_Information shown:_
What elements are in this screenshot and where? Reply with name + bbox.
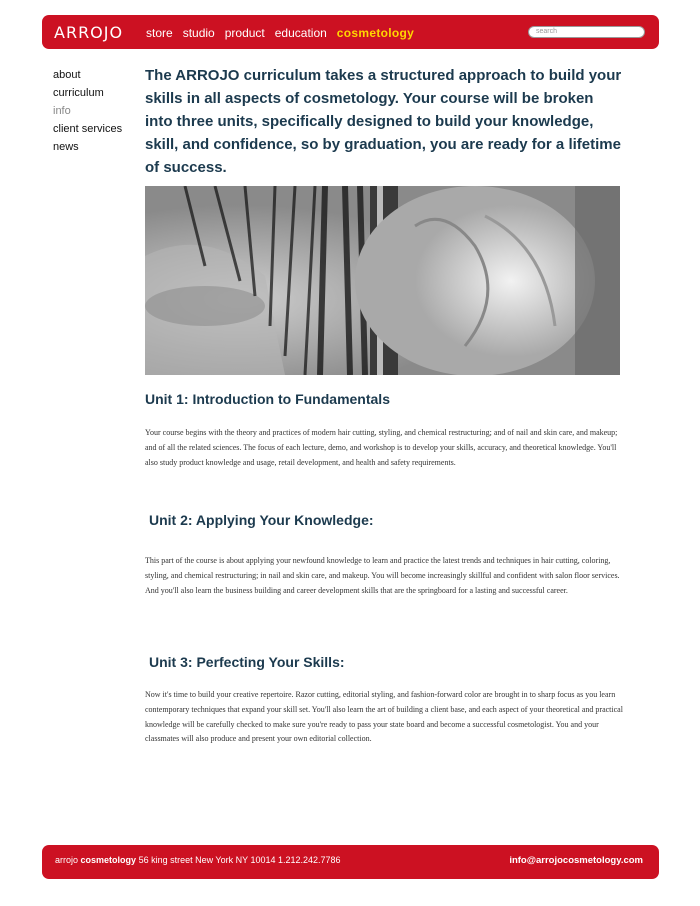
sidebar-item-client-services[interactable]: client services <box>53 123 123 135</box>
nav-studio[interactable]: studio <box>182 26 215 40</box>
sidebar-item-curriculum[interactable]: curriculum <box>53 87 104 99</box>
top-nav-bar <box>42 15 659 49</box>
sidebar-nav <box>53 66 122 156</box>
intro-heading: The ARROJO curriculum takes a structured approach to build your skills in all aspects of cosmetology. Your course will be broken into three units, specifically designed to build your knowledge, skill, and confidence, so by graduation, you are ready for a lifetime of success. <box>145 67 622 176</box>
nav-education[interactable]: education <box>274 26 327 40</box>
footer-brand-prefix: arrojo <box>55 855 79 865</box>
hero-photo <box>145 186 620 375</box>
hair-cutting-photo-illustration <box>145 186 620 375</box>
footer-address: 56 king street New York NY 10014 1.212.242.7786 <box>138 855 341 865</box>
nav-store[interactable]: store <box>146 26 173 40</box>
sidebar-item-news[interactable]: news <box>53 141 79 153</box>
sidebar-item-info[interactable]: info <box>53 105 71 117</box>
search-input[interactable]: search <box>528 26 645 38</box>
main-nav <box>146 26 424 40</box>
footer-brand-bold: cosmetology <box>80 855 137 865</box>
unit-1-body: Your course begins with the theory and practices of modern hair cutting, styling, and chemical restructuring; and of nail and skin care, and makeup; and of all the related sciences. The focus of each lecture, demo, and workshop is to develop your skills, accuracy, and theoretical knowledge. You'll also study product knowledge and usage, retail development, and health and safety requirements. <box>145 428 618 467</box>
unit-2-body: This part of the course is about applying your newfound knowledge to learn and practice the latest trends and techniques in hair cutting, coloring, styling, and chemical restructuring; in nail and skin care, and makeup. You will become increasingly skillful and confident with salon floor services. And you'll also learn the business building and career development skills that are the springboard for a lasting and successful career. <box>145 556 620 595</box>
sidebar-item-about[interactable]: about <box>53 69 81 81</box>
unit-1-title: Unit 1: Introduction to Fundamentals <box>145 391 390 407</box>
unit-3-body: Now it's time to build your creative repertoire. Razor cutting, editorial styling, and fashion-forward color are brought in to sharp focus as you learn contemporary techniques that expand your skill set. You'll also learn the art of building a client base, and each aspect of your theoretical and practical knowledge will be carefully checked to make sure you're ready to pass your state board and become a successful cosmetologist. You and your classmates will also produce and present your own editorial collection. <box>145 690 623 744</box>
footer-bar <box>42 845 659 879</box>
unit-2-title: Unit 2: Applying Your Knowledge: <box>149 512 374 528</box>
arrojo-logo[interactable]: ARROJO <box>54 23 124 42</box>
footer-email-link[interactable]: info@arrojocosmetology.com <box>509 855 643 866</box>
unit-3-title: Unit 3: Perfecting Your Skills: <box>149 654 345 670</box>
nav-product[interactable]: product <box>224 26 265 40</box>
footer-contact <box>55 855 341 865</box>
nav-cosmetology[interactable]: cosmetology <box>336 26 415 40</box>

_Exercise requirements:_
Repeat all of the rows, replacing every "sidebar" with "side-panel" and keeping everything else unchanged. Omit the pictures.

_Result of the task:_
What elements are in this screenshot and where? Reply with name + bbox.
side-panel-item-client-services[interactable]: client services <box>53 123 123 135</box>
nav-studio[interactable]: studio <box>182 26 215 40</box>
side-panel-item-curriculum[interactable]: curriculum <box>53 87 104 99</box>
top-nav-bar <box>42 15 659 49</box>
side-panel-nav <box>53 66 122 156</box>
intro-heading: The ARROJO curriculum takes a structured approach to build your skills in all aspects of cosmetology. Your course will be broken into three units, specifically designed to build your knowledge, skill, and confidence, so by graduation, you are ready for a lifetime of success. <box>145 67 622 176</box>
nav-education[interactable]: education <box>274 26 327 40</box>
footer-brand-prefix: arrojo <box>55 855 79 865</box>
hero-photo <box>145 186 620 375</box>
hair-cutting-photo-illustration <box>145 186 620 375</box>
footer-address: 56 king street New York NY 10014 1.212.242.7786 <box>138 855 341 865</box>
nav-store[interactable]: store <box>146 26 173 40</box>
side-panel-item-news[interactable]: news <box>53 141 79 153</box>
side-panel-item-info[interactable]: info <box>53 105 71 117</box>
search-input[interactable]: search <box>528 26 645 38</box>
main-nav <box>146 26 424 40</box>
footer-brand-bold: cosmetology <box>80 855 137 865</box>
unit-1-body: Your course begins with the theory and practices of modern hair cutting, styling, and chemical restructuring; and of nail and skin care, and makeup; and of all the related sciences. The focus of each lecture, demo, and workshop is to develop your skills, accuracy, and theoretical knowledge. You'll also study product knowledge and usage, retail development, and health and safety requirements. <box>145 428 618 467</box>
unit-2-body: This part of the course is about applying your newfound knowledge to learn and practice the latest trends and techniques in hair cutting, coloring, styling, and chemical restructuring; in nail and skin care, and makeup. You will become increasingly skillful and confident with salon floor services. And you'll also learn the business building and career development skills that are the springboard for a lasting and successful career. <box>145 556 620 595</box>
side-panel-item-about[interactable]: about <box>53 69 81 81</box>
unit-1-title: Unit 1: Introduction to Fundamentals <box>145 391 390 407</box>
unit-3-body: Now it's time to build your creative repertoire. Razor cutting, editorial styling, and fashion-forward color are brought in to sharp focus as you learn contemporary techniques that expand your skill set. You'll also learn the art of building a client base, and each aspect of your theoretical and practical knowledge will be carefully checked to make sure you're ready to pass your state board and become a successful cosmetologist. You and your classmates will also produce and present your own editorial collection. <box>145 690 623 744</box>
footer-bar <box>42 845 659 879</box>
unit-2-title: Unit 2: Applying Your Knowledge: <box>149 512 374 528</box>
arrojo-logo[interactable]: ARROJO <box>54 23 124 42</box>
footer-email-link[interactable]: info@arrojocosmetology.com <box>509 855 643 866</box>
unit-3-title: Unit 3: Perfecting Your Skills: <box>149 654 345 670</box>
nav-product[interactable]: product <box>224 26 265 40</box>
footer-contact <box>55 855 341 865</box>
nav-cosmetology[interactable]: cosmetology <box>336 26 415 40</box>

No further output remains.